__The exercise__. Reproduce each of the rows below verbatim, omitting the pictures.

__Provided entries__.

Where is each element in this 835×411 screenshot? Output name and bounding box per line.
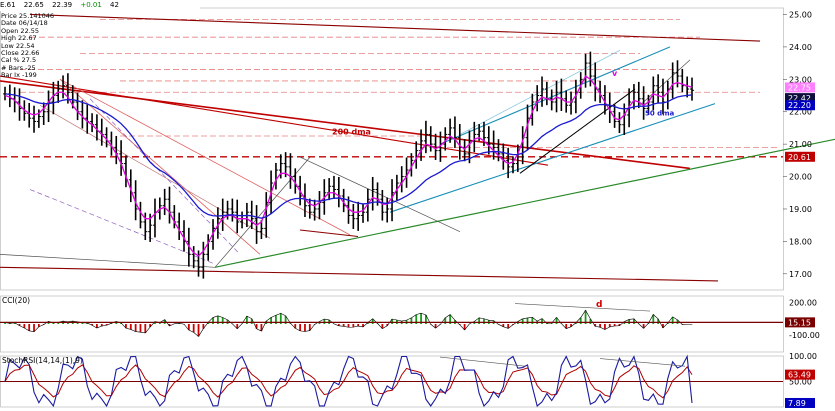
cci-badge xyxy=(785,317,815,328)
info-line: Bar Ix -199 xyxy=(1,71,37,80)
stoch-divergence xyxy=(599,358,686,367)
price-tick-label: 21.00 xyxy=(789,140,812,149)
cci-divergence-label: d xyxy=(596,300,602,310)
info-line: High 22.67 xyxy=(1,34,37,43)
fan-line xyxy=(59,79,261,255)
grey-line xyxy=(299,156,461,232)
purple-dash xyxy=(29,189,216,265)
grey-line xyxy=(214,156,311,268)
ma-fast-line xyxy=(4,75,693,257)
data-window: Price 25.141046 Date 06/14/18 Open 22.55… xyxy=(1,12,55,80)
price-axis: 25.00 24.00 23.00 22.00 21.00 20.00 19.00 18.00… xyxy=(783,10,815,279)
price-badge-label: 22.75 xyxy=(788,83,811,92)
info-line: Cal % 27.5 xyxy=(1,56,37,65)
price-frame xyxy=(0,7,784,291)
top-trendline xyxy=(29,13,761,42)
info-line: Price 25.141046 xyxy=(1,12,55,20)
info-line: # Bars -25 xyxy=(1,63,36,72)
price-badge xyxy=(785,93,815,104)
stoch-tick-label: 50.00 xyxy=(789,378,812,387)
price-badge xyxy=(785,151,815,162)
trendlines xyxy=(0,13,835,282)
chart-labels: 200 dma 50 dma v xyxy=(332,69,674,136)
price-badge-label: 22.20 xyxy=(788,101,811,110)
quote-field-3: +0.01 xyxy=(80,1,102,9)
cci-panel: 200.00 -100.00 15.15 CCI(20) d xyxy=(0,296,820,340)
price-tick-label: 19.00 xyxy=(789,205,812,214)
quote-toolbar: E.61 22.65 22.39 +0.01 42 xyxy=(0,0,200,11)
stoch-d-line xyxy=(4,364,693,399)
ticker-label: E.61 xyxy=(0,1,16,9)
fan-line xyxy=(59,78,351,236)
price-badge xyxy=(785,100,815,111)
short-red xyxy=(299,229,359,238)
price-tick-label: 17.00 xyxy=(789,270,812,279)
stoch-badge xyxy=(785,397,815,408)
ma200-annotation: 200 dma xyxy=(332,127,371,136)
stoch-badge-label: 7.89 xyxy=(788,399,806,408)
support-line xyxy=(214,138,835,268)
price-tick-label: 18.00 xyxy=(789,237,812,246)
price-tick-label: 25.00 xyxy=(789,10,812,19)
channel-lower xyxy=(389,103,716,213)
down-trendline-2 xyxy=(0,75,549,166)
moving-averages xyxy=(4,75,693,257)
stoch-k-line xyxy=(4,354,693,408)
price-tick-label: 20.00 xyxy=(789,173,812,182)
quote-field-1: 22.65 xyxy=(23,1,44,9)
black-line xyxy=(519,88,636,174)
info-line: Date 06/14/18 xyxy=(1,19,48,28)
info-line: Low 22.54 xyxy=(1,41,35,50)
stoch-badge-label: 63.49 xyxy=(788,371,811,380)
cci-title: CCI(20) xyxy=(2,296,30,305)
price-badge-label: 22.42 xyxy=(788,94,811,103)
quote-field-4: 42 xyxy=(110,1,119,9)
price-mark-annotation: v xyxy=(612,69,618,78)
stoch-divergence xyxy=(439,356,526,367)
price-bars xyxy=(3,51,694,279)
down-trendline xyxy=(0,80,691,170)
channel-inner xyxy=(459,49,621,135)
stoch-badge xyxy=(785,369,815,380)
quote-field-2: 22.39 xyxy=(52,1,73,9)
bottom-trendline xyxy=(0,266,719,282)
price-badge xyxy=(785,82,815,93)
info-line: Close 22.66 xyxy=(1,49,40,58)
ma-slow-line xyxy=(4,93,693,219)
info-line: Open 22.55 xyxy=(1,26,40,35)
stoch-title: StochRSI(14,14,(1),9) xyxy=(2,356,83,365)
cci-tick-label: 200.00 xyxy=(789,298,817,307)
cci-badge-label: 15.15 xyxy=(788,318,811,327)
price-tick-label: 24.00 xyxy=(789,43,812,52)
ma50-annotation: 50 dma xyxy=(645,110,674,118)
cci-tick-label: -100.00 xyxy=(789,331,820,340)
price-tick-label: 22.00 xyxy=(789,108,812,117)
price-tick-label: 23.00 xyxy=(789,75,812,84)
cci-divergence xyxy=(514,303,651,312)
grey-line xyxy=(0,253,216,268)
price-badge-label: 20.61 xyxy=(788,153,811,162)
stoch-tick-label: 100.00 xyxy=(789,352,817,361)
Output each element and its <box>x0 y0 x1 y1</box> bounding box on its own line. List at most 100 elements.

__The output__.
Where is each element in this 835×411 screenshot? Output name and bounding box per line.
cci-badge xyxy=(785,317,815,328)
info-line: Bar Ix -199 xyxy=(1,71,37,80)
stoch-divergence xyxy=(599,358,686,367)
price-tick-label: 21.00 xyxy=(789,140,812,149)
cci-divergence-label: d xyxy=(596,300,602,310)
info-line: High 22.67 xyxy=(1,34,37,43)
fan-line xyxy=(59,79,261,255)
grey-line xyxy=(299,156,461,232)
purple-dash xyxy=(29,189,216,265)
grey-line xyxy=(214,156,311,268)
ma-fast-line xyxy=(4,75,693,257)
data-window: Price 25.141046 Date 06/14/18 Open 22.55… xyxy=(1,12,55,80)
price-axis: 25.00 24.00 23.00 22.00 21.00 20.00 19.00 18.00… xyxy=(783,10,815,279)
price-badge-label: 22.75 xyxy=(788,83,811,92)
info-line: Cal % 27.5 xyxy=(1,56,37,65)
price-frame xyxy=(0,7,784,291)
top-trendline xyxy=(29,13,761,42)
info-line: Price 25.141046 xyxy=(1,12,55,20)
info-line: # Bars -25 xyxy=(1,63,36,72)
price-badge xyxy=(785,93,815,104)
stoch-tick-label: 50.00 xyxy=(789,378,812,387)
price-badge xyxy=(785,151,815,162)
trendlines xyxy=(0,13,835,282)
chart-labels: 200 dma 50 dma v xyxy=(332,69,674,136)
price-badge-label: 22.20 xyxy=(788,101,811,110)
quote-field-3: +0.01 xyxy=(80,1,102,9)
cci-panel: 200.00 -100.00 15.15 CCI(20) d xyxy=(0,296,820,340)
price-tick-label: 19.00 xyxy=(789,205,812,214)
quote-toolbar: E.61 22.65 22.39 +0.01 42 xyxy=(0,0,200,11)
stoch-d-line xyxy=(4,364,693,399)
ticker-label: E.61 xyxy=(0,1,16,9)
fan-line xyxy=(59,78,351,236)
price-badge xyxy=(785,100,815,111)
short-red xyxy=(299,229,359,238)
price-tick-label: 17.00 xyxy=(789,270,812,279)
stoch-badge xyxy=(785,397,815,408)
ma200-annotation: 200 dma xyxy=(332,127,371,136)
stoch-badge-label: 7.89 xyxy=(788,399,806,408)
support-line xyxy=(214,138,835,268)
price-tick-label: 18.00 xyxy=(789,237,812,246)
price-tick-label: 25.00 xyxy=(789,10,812,19)
channel-lower xyxy=(389,103,716,213)
down-trendline-2 xyxy=(0,75,549,166)
moving-averages xyxy=(4,75,693,257)
stoch-k-line xyxy=(4,354,693,408)
price-tick-label: 20.00 xyxy=(789,173,812,182)
quote-field-1: 22.65 xyxy=(23,1,44,9)
black-line xyxy=(519,88,636,174)
info-line: Date 06/14/18 xyxy=(1,19,48,28)
info-line: Low 22.54 xyxy=(1,41,35,50)
stoch-badge-label: 63.49 xyxy=(788,371,811,380)
cci-title: CCI(20) xyxy=(2,296,30,305)
price-badge-label: 22.42 xyxy=(788,94,811,103)
quote-field-4: 42 xyxy=(110,1,119,9)
price-mark-annotation: v xyxy=(612,69,618,78)
stoch-divergence xyxy=(439,356,526,367)
price-bars xyxy=(3,51,694,279)
down-trendline xyxy=(0,80,691,170)
channel-inner xyxy=(459,49,621,135)
stoch-badge xyxy=(785,369,815,380)
quote-field-2: 22.39 xyxy=(52,1,73,9)
bottom-trendline xyxy=(0,266,719,282)
price-badge xyxy=(785,82,815,93)
info-line: Close 22.66 xyxy=(1,49,40,58)
ma-slow-line xyxy=(4,93,693,219)
info-line: Open 22.55 xyxy=(1,26,40,35)
stoch-title: StochRSI(14,14,(1),9) xyxy=(2,356,83,365)
cci-tick-label: 200.00 xyxy=(789,298,817,307)
cci-badge-label: 15.15 xyxy=(788,318,811,327)
price-tick-label: 24.00 xyxy=(789,43,812,52)
ma50-annotation: 50 dma xyxy=(645,110,674,118)
cci-tick-label: -100.00 xyxy=(789,331,820,340)
price-tick-label: 22.00 xyxy=(789,108,812,117)
price-tick-label: 23.00 xyxy=(789,75,812,84)
cci-divergence xyxy=(514,303,651,312)
grey-line xyxy=(0,253,216,268)
price-badge-label: 20.61 xyxy=(788,153,811,162)
stoch-tick-label: 100.00 xyxy=(789,352,817,361)
Output each element and its <box>x0 y0 x1 y1</box> bounding box on its own line. List at most 100 elements.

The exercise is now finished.